▶ _WHAT THE TASK ASKS_
Will you give every entry again exactly as it stands?

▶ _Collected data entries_
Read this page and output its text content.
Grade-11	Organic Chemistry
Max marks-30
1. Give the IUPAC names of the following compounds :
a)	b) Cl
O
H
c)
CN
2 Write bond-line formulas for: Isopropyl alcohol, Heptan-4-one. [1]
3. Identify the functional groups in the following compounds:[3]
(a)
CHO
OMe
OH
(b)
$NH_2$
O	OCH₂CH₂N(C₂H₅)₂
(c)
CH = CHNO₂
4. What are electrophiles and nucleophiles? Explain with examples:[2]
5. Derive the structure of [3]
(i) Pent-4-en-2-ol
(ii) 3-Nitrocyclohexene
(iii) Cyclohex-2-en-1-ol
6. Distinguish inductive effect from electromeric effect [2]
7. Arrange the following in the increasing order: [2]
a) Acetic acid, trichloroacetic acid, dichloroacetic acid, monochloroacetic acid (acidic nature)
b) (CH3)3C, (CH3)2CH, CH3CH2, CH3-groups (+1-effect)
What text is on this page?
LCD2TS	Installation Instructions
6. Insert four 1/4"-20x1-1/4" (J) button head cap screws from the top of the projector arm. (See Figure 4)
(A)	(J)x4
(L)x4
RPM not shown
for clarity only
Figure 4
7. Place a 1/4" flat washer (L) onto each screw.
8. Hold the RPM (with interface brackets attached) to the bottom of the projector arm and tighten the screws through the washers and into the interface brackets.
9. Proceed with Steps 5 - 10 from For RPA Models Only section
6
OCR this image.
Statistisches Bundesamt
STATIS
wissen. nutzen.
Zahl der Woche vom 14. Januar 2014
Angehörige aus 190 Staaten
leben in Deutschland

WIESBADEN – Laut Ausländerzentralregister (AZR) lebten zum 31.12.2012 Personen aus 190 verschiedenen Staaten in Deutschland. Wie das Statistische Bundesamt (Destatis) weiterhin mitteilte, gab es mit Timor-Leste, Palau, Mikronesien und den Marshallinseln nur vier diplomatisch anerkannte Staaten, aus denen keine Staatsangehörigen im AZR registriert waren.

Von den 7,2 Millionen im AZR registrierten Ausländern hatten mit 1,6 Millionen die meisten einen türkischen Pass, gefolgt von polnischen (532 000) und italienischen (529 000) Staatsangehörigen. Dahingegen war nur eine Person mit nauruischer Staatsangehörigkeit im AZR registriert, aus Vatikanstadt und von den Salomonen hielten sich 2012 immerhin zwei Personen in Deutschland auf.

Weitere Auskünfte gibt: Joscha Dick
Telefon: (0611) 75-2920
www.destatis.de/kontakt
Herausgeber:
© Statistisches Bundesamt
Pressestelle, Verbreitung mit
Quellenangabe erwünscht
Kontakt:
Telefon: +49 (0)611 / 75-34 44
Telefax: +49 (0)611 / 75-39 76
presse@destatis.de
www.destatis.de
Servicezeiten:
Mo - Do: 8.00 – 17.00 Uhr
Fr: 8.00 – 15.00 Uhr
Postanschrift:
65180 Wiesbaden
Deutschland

▶ _RIGHT ANSWER_
Read this page and output its text content.
Grade-11	Organic Chemistry
Max marks-30
1. Give the IUPAC names of the following compounds :
a)	b) Cl
O
H
c)
CN
2 Write bond-line formulas for: Isopropyl alcohol, Heptan-4-one. [1]
3. Identify the functional groups in the following compounds:[3]
(a)
CHO
OMe
OH
(b)
$NH_2$
O	OCH₂CH₂N(C₂H₅)₂
(c)
CH = CHNO₂
4. What are electrophiles and nucleophiles? Explain with examples:[2]
5. Derive the structure of [3]
(i) Pent-4-en-2-ol
(ii) 3-Nitrocyclohexene
(iii) Cyclohex-2-en-1-ol
6. Distinguish inductive effect from electromeric effect [2]
7. Arrange the following in the increasing order: [2]
a) Acetic acid, trichloroacetic acid, dichloroacetic acid, monochloroacetic acid (acidic nature)
b) (CH3)3C, (CH3)2CH, CH3CH2, CH3-groups (+1-effect)
What text is on this page?
LCD2TS	Installation Instructions
6. Insert four 1/4"-20x1-1/4" (J) button head cap screws from the top of the projector arm. (See Figure 4)
(A)	(J)x4
(L)x4
RPM not shown
for clarity only
Figure 4
7. Place a 1/4" flat washer (L) onto each screw.
8. Hold the RPM (with interface brackets attached) to the bottom of the projector arm and tighten the screws through the washers and into the interface brackets.
9. Proceed with Steps 5 - 10 from For RPA Models Only section
6
OCR this image.
Statistisches Bundesamt
STATIS
wissen. nutzen.
Zahl der Woche vom 14. Januar 2014
Angehörige aus 190 Staaten
leben in Deutschland

WIESBADEN – Laut Ausländerzentralregister (AZR) lebten zum 31.12.2012 Personen aus 190 verschiedenen Staaten in Deutschland. Wie das Statistische Bundesamt (Destatis) weiterhin mitteilte, gab es mit Timor-Leste, Palau, Mikronesien und den Marshallinseln nur vier diplomatisch anerkannte Staaten, aus denen keine Staatsangehörigen im AZR registriert waren.

Von den 7,2 Millionen im AZR registrierten Ausländern hatten mit 1,6 Millionen die meisten einen türkischen Pass, gefolgt von polnischen (532 000) und italienischen (529 000) Staatsangehörigen. Dahingegen war nur eine Person mit nauruischer Staatsangehörigkeit im AZR registriert, aus Vatikanstadt und von den Salomonen hielten sich 2012 immerhin zwei Personen in Deutschland auf.

Weitere Auskünfte gibt: Joscha Dick
Telefon: (0611) 75-2920
www.destatis.de/kontakt
Herausgeber:
© Statistisches Bundesamt
Pressestelle, Verbreitung mit
Quellenangabe erwünscht
Kontakt:
Telefon: +49 (0)611 / 75-34 44
Telefax: +49 (0)611 / 75-39 76
presse@destatis.de
www.destatis.de
Servicezeiten:
Mo - Do: 8.00 – 17.00 Uhr
Fr: 8.00 – 15.00 Uhr
Postanschrift:
65180 Wiesbaden
Deutschland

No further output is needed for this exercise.